>> START
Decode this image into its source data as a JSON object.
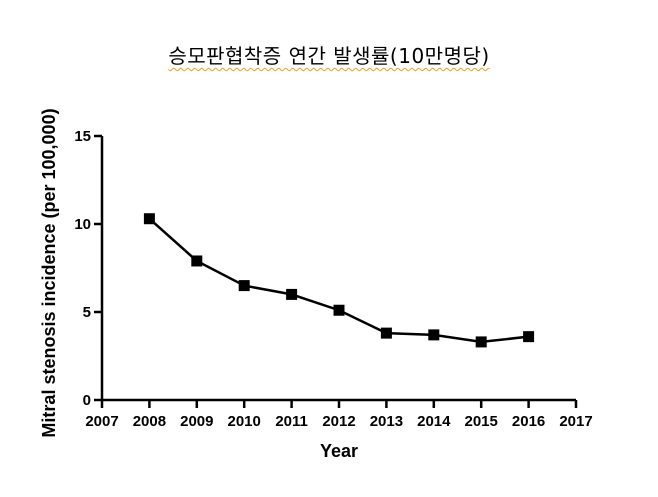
{
  "chart_data": {
    "type": "line",
    "title": "승모판협착증 연간 발생률(10만명당)",
    "xlabel": "Year",
    "ylabel": "Mitral stenosis incidence (per 100,000)",
    "xlim": [
      2007,
      2017
    ],
    "ylim": [
      0,
      15
    ],
    "xticks": [
      "2007",
      "2008",
      "2009",
      "2010",
      "2011",
      "2012",
      "2013",
      "2014",
      "2015",
      "2016",
      "2017"
    ],
    "yticks": [
      "0",
      "5",
      "10",
      "15"
    ],
    "grid": false,
    "legend": "none",
    "series": [
      {
        "color": "#000000",
        "marker": "square",
        "x": [
          2008,
          2009,
          2010,
          2011,
          2012,
          2013,
          2014,
          2015,
          2016
        ],
        "y": [
          10.3,
          7.9,
          6.5,
          6.0,
          5.1,
          3.8,
          3.7,
          3.3,
          3.6
        ]
      }
    ]
  }
}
>> END
◆ **EXERCISE REQUIREMENTS**:
Please transcribe the material above exactly as written. Leave the pictures out.

◆ **SOLUTION TO THIS PROBLEM**:
Decode this image into its source data as a JSON object.
{
  "chart_data": {
    "type": "line",
    "title": "승모판협착증 연간 발생률(10만명당)",
    "xlabel": "Year",
    "ylabel": "Mitral stenosis incidence (per 100,000)",
    "xlim": [
      2007,
      2017
    ],
    "ylim": [
      0,
      15
    ],
    "xticks": [
      "2007",
      "2008",
      "2009",
      "2010",
      "2011",
      "2012",
      "2013",
      "2014",
      "2015",
      "2016",
      "2017"
    ],
    "yticks": [
      "0",
      "5",
      "10",
      "15"
    ],
    "grid": false,
    "legend": "none",
    "series": [
      {
        "color": "#000000",
        "marker": "square",
        "x": [
          2008,
          2009,
          2010,
          2011,
          2012,
          2013,
          2014,
          2015,
          2016
        ],
        "y": [
          10.3,
          7.9,
          6.5,
          6.0,
          5.1,
          3.8,
          3.7,
          3.3,
          3.6
        ]
      }
    ]
  }
}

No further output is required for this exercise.